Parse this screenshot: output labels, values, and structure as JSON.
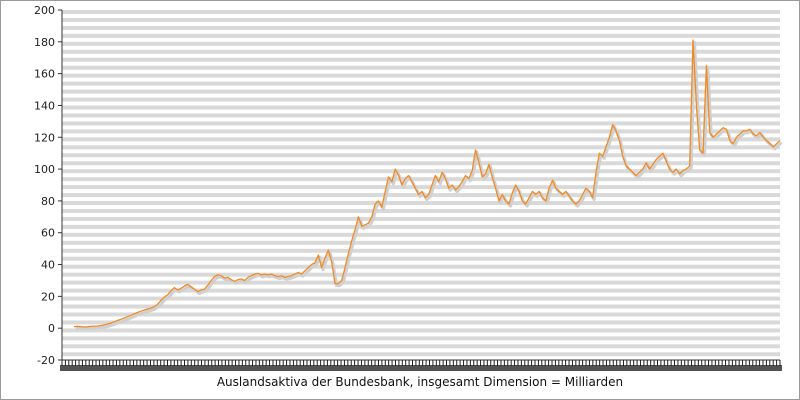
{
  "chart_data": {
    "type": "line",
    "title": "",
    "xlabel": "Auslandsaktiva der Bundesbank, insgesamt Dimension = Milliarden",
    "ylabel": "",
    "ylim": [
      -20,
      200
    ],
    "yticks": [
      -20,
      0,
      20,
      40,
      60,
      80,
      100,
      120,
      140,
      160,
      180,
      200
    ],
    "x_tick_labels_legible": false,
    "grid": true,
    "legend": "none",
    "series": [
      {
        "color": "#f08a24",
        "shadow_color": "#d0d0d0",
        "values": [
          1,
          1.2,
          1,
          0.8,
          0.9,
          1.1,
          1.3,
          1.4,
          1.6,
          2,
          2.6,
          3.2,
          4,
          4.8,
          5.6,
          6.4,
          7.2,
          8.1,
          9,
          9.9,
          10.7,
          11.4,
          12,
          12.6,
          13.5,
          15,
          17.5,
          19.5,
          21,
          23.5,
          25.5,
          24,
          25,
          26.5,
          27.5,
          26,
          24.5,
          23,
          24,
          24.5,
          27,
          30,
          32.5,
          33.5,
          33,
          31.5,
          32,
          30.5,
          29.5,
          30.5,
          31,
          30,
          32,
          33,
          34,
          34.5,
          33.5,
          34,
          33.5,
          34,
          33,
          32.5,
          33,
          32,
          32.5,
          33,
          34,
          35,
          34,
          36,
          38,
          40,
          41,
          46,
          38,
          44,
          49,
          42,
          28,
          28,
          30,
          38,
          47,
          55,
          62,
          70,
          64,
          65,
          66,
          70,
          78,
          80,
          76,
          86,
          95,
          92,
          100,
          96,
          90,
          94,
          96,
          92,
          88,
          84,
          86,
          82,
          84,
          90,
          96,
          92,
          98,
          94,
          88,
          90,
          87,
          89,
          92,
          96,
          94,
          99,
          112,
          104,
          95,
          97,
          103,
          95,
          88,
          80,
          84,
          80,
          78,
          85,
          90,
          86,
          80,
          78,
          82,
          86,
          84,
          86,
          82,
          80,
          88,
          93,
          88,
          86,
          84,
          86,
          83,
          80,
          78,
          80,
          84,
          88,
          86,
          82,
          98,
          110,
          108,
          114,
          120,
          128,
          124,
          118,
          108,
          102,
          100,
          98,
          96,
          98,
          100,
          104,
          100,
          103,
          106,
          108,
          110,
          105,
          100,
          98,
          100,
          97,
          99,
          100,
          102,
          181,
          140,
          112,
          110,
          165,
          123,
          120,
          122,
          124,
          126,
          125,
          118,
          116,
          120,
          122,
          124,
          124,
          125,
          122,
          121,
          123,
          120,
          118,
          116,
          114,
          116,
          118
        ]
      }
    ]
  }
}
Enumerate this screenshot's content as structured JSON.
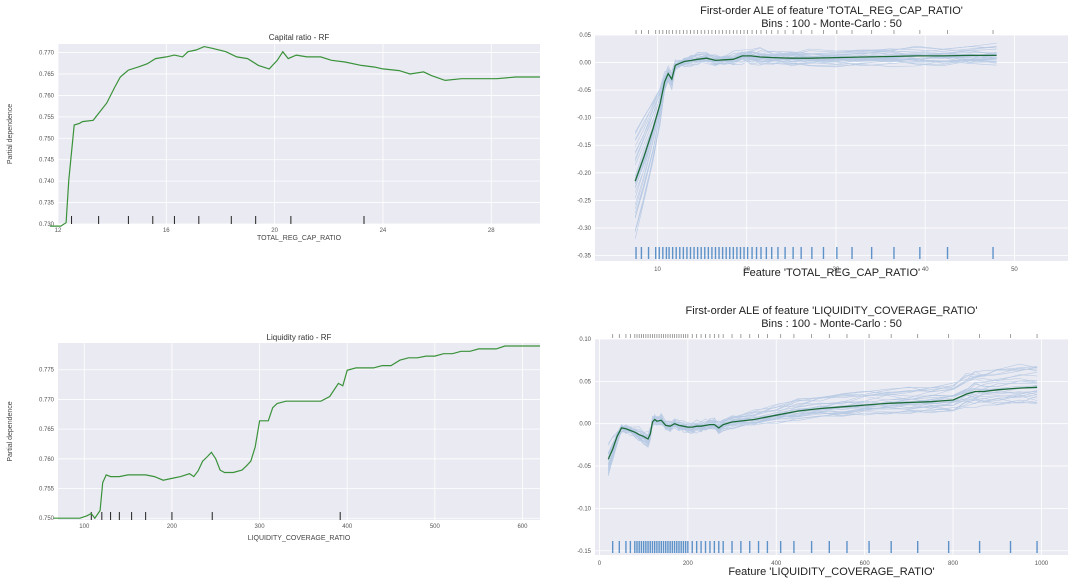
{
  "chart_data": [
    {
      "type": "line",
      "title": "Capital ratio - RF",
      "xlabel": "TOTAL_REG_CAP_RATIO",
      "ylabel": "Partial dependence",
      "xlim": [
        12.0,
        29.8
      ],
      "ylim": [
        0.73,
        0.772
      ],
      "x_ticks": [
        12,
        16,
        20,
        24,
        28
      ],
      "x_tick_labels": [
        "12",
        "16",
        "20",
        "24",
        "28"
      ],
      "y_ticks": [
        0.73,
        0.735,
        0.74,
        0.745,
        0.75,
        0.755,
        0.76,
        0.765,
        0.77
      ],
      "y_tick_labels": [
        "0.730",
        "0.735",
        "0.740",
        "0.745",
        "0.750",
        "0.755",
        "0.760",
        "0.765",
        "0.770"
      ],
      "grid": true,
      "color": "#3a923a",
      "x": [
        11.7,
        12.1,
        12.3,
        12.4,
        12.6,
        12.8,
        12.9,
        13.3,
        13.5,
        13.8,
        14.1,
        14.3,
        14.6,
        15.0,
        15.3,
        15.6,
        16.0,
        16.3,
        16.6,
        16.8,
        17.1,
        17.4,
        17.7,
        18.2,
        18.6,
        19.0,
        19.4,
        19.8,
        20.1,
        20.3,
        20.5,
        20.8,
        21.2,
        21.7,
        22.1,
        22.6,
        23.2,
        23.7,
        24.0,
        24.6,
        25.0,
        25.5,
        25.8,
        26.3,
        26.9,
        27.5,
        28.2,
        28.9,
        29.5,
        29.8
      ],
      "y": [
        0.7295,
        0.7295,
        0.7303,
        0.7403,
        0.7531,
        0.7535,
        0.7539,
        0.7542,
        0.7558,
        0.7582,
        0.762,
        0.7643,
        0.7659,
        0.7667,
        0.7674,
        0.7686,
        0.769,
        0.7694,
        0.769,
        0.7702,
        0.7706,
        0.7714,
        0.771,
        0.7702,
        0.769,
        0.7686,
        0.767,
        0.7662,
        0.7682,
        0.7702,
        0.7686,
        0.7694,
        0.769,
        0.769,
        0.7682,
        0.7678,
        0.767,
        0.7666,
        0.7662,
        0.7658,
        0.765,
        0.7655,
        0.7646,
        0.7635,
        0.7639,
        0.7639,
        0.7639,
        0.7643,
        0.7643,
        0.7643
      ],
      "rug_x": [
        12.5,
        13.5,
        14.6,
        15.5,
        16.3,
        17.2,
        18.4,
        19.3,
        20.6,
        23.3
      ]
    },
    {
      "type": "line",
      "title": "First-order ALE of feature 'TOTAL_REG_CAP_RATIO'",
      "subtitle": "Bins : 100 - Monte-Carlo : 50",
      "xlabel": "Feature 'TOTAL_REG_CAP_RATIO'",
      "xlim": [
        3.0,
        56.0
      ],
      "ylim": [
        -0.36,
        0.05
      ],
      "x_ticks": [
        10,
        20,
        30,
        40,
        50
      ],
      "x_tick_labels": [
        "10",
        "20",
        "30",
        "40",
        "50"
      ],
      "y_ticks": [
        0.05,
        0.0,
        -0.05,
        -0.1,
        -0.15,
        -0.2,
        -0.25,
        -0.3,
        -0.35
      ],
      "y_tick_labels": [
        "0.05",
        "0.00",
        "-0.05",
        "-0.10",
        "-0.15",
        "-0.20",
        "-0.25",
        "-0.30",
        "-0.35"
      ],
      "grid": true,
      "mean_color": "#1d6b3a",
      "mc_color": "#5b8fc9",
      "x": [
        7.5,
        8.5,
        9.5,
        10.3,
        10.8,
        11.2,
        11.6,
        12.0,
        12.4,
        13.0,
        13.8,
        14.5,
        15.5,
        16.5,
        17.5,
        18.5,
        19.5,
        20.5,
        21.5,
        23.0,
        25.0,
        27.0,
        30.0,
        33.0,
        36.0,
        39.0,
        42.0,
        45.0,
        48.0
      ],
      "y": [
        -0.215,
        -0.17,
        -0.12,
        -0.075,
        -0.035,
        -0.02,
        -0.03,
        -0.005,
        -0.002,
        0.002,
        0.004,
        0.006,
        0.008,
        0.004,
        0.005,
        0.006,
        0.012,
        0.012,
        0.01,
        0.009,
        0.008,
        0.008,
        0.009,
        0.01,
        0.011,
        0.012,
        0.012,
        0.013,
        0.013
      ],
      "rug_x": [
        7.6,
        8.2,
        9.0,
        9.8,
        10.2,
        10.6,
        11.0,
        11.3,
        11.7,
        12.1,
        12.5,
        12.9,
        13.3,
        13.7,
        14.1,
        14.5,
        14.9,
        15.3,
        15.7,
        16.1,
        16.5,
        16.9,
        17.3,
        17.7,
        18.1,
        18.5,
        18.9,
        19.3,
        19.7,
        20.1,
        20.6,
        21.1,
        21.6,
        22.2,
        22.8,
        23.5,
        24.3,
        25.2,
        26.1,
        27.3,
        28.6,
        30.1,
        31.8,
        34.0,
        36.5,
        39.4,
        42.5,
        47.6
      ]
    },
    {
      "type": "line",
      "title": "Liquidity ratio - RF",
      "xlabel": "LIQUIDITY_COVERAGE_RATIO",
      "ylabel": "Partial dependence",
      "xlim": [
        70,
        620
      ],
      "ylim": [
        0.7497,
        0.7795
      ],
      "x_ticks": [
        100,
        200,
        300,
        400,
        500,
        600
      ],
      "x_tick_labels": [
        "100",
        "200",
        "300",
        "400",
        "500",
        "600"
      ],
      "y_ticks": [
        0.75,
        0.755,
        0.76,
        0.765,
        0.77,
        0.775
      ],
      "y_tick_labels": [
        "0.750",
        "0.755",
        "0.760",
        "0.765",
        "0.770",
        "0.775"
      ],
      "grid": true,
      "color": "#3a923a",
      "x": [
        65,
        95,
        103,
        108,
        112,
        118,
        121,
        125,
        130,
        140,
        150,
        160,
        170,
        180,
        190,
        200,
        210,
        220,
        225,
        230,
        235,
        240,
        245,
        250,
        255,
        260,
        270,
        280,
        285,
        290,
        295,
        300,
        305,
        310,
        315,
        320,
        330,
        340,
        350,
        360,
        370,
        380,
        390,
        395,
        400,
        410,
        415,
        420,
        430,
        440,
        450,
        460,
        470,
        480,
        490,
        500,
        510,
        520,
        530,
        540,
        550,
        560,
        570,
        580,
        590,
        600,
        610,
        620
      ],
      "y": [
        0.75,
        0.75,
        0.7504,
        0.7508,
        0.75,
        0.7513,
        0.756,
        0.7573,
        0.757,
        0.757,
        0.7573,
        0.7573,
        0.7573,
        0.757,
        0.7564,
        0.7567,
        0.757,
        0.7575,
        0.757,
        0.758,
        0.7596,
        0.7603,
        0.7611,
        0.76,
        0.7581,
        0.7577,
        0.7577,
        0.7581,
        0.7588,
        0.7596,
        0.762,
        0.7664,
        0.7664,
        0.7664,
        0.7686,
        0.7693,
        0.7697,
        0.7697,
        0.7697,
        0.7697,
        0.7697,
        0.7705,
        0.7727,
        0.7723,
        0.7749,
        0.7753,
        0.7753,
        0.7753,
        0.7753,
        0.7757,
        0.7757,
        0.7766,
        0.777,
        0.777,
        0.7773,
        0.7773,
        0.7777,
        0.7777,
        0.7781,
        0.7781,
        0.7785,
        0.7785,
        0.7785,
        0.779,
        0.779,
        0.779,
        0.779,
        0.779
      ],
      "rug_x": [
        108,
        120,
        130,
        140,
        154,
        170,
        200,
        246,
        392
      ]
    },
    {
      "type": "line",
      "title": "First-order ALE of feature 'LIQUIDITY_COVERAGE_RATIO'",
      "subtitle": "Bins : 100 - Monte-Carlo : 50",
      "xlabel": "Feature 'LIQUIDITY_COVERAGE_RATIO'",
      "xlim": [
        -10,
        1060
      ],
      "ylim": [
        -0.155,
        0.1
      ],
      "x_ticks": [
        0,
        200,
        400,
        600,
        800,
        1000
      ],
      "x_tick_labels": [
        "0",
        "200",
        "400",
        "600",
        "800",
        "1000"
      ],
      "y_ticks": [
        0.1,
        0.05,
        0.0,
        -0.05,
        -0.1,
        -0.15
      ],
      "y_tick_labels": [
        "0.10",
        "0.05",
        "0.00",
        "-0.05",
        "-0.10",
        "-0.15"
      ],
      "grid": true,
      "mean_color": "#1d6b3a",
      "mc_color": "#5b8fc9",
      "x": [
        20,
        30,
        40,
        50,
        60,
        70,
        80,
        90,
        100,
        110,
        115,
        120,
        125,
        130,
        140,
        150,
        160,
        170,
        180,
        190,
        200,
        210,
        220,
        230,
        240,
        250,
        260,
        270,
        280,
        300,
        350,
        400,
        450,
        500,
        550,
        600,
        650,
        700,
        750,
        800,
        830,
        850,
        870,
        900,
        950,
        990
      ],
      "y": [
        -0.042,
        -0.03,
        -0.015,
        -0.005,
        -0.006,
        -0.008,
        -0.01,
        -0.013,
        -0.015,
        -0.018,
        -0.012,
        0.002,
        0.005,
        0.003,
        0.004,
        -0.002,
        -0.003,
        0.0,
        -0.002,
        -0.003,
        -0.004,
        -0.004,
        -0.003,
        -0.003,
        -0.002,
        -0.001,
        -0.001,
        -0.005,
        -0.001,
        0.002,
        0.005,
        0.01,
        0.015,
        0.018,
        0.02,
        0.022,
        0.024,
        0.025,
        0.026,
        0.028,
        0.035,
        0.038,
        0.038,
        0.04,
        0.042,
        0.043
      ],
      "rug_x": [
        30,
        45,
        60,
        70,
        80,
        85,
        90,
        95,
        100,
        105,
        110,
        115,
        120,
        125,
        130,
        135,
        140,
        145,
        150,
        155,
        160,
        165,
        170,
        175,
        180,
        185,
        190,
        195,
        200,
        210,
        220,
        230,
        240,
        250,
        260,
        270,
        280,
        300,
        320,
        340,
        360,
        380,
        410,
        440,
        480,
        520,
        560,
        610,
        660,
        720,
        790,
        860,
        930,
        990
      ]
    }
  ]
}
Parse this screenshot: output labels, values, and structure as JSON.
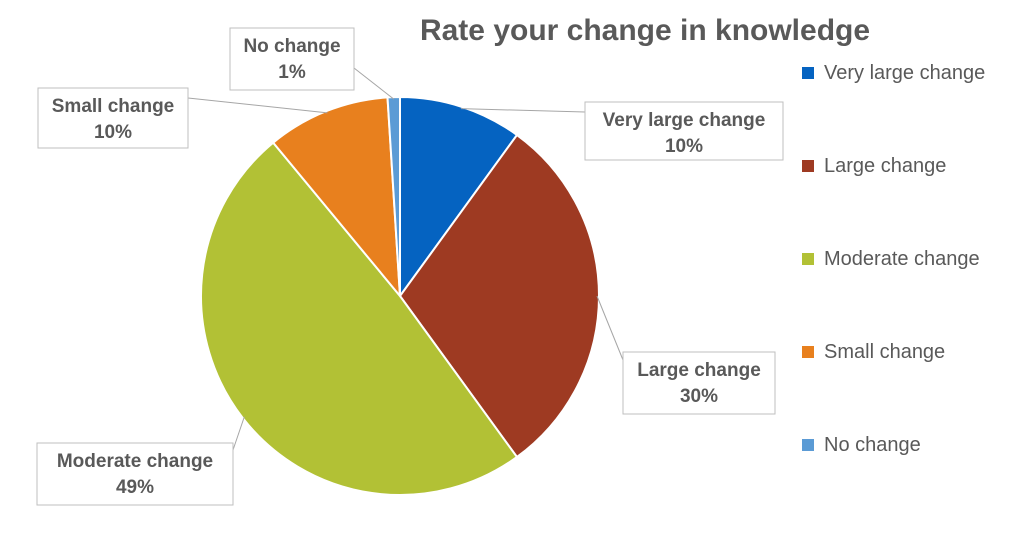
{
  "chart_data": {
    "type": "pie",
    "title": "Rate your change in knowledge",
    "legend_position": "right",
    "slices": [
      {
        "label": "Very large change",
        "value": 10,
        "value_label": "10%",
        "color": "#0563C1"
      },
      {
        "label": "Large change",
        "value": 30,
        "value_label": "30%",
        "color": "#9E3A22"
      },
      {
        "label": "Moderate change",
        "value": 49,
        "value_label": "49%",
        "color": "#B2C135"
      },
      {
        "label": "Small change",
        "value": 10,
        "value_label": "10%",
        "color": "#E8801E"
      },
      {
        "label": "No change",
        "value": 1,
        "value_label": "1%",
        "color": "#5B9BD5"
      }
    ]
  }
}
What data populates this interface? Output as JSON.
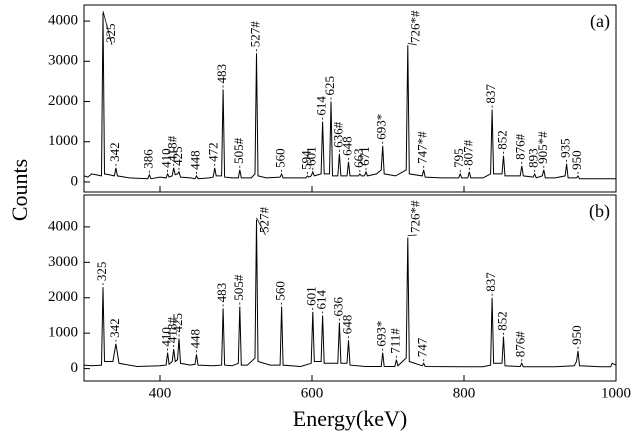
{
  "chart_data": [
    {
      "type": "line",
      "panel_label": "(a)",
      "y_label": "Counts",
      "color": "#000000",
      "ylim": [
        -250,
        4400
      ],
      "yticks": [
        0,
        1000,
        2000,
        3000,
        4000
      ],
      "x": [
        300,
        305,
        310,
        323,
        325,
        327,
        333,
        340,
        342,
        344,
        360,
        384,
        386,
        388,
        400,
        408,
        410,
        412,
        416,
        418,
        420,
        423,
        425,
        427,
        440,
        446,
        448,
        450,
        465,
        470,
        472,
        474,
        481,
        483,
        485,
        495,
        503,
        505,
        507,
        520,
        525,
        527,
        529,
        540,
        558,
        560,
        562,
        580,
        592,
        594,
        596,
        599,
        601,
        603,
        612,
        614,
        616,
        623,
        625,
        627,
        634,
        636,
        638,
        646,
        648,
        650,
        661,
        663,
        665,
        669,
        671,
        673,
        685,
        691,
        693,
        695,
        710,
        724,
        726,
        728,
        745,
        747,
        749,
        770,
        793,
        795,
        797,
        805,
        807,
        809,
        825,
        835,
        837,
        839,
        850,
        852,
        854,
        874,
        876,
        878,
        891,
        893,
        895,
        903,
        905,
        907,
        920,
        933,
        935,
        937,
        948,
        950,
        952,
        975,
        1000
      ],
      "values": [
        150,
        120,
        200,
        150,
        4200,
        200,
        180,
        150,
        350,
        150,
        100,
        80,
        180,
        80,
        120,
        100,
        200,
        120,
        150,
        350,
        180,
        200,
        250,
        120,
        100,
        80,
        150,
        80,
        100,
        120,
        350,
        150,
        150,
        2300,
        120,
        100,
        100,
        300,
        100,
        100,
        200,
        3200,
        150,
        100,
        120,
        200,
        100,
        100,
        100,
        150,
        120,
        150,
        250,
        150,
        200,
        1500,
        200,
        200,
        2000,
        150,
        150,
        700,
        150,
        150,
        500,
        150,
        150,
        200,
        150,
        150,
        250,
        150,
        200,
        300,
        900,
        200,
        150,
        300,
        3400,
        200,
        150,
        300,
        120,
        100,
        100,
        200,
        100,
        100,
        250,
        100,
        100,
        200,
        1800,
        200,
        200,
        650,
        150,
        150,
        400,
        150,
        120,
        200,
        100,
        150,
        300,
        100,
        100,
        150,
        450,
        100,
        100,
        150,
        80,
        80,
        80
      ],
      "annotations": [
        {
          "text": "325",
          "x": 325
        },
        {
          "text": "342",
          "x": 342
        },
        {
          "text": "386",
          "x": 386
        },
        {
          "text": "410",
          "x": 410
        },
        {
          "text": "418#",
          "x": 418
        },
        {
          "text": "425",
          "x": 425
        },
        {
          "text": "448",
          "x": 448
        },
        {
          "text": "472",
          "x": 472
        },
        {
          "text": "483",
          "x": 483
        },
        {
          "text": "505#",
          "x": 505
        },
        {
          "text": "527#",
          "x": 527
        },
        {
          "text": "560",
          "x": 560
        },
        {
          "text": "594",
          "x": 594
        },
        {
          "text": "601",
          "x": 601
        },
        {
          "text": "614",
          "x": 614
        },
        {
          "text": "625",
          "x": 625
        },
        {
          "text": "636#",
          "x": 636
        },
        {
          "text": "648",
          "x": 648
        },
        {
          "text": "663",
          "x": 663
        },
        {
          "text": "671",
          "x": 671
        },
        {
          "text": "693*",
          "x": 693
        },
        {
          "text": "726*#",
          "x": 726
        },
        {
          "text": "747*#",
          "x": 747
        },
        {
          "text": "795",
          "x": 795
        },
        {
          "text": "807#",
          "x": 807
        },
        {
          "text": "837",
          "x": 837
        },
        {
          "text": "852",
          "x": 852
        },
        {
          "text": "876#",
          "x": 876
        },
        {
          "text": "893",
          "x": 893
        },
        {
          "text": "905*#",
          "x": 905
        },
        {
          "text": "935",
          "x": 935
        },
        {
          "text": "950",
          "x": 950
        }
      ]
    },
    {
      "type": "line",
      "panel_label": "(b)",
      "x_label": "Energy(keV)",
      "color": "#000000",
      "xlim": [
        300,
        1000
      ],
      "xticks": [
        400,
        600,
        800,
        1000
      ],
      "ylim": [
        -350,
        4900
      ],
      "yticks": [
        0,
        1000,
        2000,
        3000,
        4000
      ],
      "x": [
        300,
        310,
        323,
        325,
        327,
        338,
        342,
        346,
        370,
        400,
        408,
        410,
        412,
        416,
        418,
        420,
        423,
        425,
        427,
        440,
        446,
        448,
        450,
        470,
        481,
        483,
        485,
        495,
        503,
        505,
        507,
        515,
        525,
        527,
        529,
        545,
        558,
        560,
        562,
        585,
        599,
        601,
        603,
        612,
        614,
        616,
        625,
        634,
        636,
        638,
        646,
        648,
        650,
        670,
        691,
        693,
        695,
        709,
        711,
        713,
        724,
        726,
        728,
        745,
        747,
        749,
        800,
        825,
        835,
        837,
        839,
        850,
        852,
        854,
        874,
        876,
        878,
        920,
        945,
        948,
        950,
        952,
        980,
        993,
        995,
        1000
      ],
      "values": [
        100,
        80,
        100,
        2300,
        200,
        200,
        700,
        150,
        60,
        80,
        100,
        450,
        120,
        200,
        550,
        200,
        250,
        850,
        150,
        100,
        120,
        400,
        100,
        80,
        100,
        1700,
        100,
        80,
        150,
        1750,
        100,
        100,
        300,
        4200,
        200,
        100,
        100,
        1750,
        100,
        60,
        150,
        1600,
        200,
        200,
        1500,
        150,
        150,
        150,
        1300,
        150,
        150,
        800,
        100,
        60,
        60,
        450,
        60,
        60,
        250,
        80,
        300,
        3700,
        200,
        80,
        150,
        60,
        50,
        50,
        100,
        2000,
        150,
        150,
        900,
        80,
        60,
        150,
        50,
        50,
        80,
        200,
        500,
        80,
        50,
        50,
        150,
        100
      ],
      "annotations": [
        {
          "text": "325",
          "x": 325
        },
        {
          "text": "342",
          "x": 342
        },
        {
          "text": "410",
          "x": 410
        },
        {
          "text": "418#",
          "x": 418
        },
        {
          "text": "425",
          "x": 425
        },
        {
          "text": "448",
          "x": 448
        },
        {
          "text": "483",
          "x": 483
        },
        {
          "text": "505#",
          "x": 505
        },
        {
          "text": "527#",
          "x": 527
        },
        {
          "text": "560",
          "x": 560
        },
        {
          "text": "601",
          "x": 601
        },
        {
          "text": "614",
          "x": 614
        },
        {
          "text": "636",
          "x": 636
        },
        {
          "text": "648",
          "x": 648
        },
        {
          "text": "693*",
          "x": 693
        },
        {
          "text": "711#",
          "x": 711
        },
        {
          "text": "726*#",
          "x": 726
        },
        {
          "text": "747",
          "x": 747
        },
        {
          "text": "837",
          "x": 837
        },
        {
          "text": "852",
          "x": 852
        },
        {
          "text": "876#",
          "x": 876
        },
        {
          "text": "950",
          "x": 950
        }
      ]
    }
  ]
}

------------------------------------

» WHAT YOU HAVE TO DO:
Give every line of the material that includes the string "change".

» SOLUTION TO THIS TASK:
    "title": "Rate your change in knowledge",
        "label": "Very large change",
        "label": "Large change",
        "label": "Moderate change",
        "label": "Small change",
        "label": "No change",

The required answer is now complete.